> _WHAT YOU HAVE TO DO_
Tally the lines containing "photo" and report the number alone.

> _GIVEN RECORDS_

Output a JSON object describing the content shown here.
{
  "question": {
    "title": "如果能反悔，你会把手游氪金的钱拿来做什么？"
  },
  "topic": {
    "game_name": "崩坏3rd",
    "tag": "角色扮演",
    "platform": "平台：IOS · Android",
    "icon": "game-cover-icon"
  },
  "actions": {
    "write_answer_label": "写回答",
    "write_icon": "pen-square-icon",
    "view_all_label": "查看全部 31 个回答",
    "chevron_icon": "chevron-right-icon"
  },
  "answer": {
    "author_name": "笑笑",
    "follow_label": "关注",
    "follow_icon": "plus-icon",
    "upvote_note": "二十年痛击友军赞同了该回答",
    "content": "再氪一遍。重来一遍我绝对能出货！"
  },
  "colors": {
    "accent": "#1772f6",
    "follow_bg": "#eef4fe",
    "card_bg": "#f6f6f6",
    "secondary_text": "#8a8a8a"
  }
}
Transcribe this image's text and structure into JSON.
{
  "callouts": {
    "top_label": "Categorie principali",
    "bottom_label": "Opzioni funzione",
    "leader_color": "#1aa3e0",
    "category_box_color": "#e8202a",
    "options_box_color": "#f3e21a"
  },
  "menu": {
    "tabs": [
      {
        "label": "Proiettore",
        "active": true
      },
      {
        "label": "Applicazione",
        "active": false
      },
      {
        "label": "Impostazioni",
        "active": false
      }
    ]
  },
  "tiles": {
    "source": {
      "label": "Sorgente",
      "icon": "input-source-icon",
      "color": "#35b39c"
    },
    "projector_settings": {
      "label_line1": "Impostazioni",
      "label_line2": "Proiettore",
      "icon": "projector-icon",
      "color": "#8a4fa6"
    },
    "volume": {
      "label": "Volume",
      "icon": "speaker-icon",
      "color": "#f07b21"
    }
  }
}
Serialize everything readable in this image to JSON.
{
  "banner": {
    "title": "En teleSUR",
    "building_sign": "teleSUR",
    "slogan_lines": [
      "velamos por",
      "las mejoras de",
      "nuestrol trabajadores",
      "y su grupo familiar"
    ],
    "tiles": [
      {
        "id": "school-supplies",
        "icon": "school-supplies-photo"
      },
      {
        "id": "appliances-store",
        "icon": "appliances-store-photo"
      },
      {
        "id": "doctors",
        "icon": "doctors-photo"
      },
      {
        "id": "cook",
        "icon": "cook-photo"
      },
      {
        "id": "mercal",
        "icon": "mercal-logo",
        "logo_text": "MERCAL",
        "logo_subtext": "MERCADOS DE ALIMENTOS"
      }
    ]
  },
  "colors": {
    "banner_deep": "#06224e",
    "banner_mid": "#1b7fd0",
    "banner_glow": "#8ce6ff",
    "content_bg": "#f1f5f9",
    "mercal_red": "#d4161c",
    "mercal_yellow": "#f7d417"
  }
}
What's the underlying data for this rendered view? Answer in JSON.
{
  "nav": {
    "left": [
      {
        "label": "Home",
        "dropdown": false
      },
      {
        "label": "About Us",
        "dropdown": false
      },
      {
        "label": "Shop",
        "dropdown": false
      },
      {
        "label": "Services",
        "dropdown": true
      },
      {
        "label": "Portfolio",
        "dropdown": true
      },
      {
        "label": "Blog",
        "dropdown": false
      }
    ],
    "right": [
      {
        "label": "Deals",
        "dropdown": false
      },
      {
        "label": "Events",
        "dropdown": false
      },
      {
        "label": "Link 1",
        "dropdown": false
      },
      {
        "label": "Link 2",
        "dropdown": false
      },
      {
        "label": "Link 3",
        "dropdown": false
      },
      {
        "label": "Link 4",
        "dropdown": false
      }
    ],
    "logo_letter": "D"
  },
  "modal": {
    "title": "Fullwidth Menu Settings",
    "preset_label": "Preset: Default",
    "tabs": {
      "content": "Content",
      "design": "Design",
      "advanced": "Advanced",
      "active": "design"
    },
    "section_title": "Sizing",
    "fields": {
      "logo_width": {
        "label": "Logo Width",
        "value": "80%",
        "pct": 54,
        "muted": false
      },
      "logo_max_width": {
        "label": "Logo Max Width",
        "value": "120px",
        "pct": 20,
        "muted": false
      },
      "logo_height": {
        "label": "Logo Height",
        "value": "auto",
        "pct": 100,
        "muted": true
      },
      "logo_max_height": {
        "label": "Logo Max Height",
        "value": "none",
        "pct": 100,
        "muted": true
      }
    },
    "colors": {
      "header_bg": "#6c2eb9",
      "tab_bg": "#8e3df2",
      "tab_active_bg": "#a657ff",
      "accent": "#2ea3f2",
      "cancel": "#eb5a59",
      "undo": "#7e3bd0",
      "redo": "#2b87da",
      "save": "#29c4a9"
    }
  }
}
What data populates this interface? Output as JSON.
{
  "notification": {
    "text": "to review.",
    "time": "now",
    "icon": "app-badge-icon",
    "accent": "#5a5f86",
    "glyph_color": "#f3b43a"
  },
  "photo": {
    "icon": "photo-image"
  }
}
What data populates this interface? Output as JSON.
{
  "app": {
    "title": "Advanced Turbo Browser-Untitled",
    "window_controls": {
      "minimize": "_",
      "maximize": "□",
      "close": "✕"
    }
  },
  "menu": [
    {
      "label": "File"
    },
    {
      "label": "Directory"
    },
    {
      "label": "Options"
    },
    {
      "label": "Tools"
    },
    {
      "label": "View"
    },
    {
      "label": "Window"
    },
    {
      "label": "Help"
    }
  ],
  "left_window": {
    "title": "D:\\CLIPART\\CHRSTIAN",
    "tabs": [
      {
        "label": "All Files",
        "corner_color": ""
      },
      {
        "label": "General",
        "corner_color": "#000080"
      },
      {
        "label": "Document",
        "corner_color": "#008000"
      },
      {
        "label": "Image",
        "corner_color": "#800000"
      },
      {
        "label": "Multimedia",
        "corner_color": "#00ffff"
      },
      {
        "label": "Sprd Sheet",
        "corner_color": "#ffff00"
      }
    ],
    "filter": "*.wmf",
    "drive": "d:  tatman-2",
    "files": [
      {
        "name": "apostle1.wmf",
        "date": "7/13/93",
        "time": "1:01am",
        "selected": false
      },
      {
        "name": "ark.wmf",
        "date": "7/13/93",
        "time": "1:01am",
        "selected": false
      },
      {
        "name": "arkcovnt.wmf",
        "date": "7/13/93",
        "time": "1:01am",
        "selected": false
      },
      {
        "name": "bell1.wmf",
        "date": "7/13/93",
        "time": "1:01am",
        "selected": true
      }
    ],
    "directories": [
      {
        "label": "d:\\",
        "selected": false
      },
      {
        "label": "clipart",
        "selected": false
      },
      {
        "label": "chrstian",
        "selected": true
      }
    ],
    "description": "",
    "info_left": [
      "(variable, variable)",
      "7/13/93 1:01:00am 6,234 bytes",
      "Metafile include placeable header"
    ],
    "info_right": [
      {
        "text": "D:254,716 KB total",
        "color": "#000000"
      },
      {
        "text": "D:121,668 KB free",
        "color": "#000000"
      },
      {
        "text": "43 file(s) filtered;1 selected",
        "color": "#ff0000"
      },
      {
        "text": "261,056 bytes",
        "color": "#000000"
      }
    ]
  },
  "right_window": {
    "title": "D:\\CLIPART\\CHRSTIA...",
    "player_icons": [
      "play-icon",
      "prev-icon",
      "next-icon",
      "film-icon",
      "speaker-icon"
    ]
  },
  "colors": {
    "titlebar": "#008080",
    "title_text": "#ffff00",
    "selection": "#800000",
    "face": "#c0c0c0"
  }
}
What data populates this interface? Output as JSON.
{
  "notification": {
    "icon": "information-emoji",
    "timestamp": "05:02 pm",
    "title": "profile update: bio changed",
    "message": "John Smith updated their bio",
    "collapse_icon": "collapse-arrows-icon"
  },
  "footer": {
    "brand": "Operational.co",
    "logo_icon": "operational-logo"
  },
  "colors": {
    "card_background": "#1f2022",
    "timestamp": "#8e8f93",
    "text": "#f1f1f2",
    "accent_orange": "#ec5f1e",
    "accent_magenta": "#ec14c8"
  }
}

> _RIGHT ANSWER_
6